> _The request_: Hunt for the word "JSON" across the entries below, copying each line that holds it.

> _Rows_:
▶
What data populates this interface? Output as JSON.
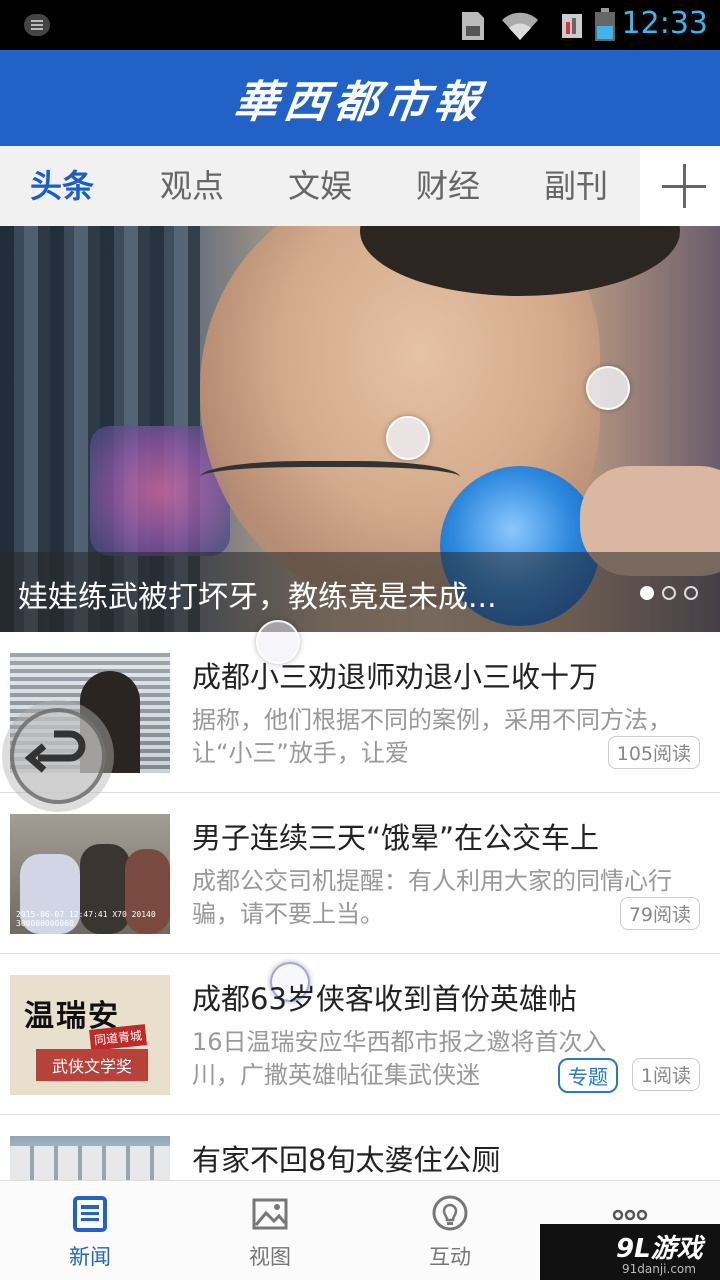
{
  "status_bar": {
    "time": "12:33"
  },
  "header": {
    "logo_text": "華西都市報"
  },
  "tabs": [
    {
      "label": "头条",
      "active": true
    },
    {
      "label": "观点",
      "active": false
    },
    {
      "label": "文娱",
      "active": false
    },
    {
      "label": "财经",
      "active": false
    },
    {
      "label": "副刊",
      "active": false
    }
  ],
  "hero": {
    "caption": "娃娃练武被打坏牙，教练竟是未成...",
    "slide_count": 3,
    "active_slide": 1
  },
  "news": [
    {
      "title": "成都小三劝退师劝退小三收十万",
      "summary": "据称，他们根据不同的案例，采用不同方法，让“小三”放手，让爱",
      "reads": "105阅读"
    },
    {
      "title": "男子连续三天“饿晕”在公交车上",
      "summary": "成都公交司机提醒：有人利用大家的同情心行骗，请不要上当。",
      "reads": "79阅读",
      "thumb_timestamp": "2015-06-07 12:47:41 X70 20140 300000000000"
    },
    {
      "title": "成都63岁侠客收到首份英雄帖",
      "summary": "16日温瑞安应华西都市报之邀将首次入川，广撒英雄帖征集武侠迷",
      "reads": "1阅读",
      "topic": "专题",
      "thumb_text": {
        "name": "温瑞安",
        "seal": "同道青城",
        "award": "武侠文学奖"
      }
    },
    {
      "title": "有家不回8旬太婆住公厕"
    }
  ],
  "bottom_nav": [
    {
      "label": "新闻",
      "icon": "newspaper-icon",
      "active": true
    },
    {
      "label": "视图",
      "icon": "image-icon",
      "active": false
    },
    {
      "label": "互动",
      "icon": "lightbulb-icon",
      "active": false
    },
    {
      "label": "",
      "icon": "more-dots-icon",
      "active": false
    }
  ],
  "watermark": {
    "main": "9L游戏",
    "sub": "91danji.com"
  },
  "colors": {
    "brand_blue": "#2262c6",
    "status_clock": "#3fb4e8",
    "topic_blue": "#2a77cc"
  }
}
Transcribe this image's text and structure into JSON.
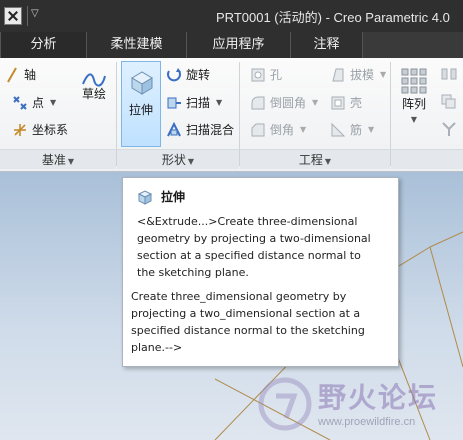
◀
> _Answer to the exercise_:
What data populates this interface? Output as JSON.
Transcribe this image's text and structure into JSON.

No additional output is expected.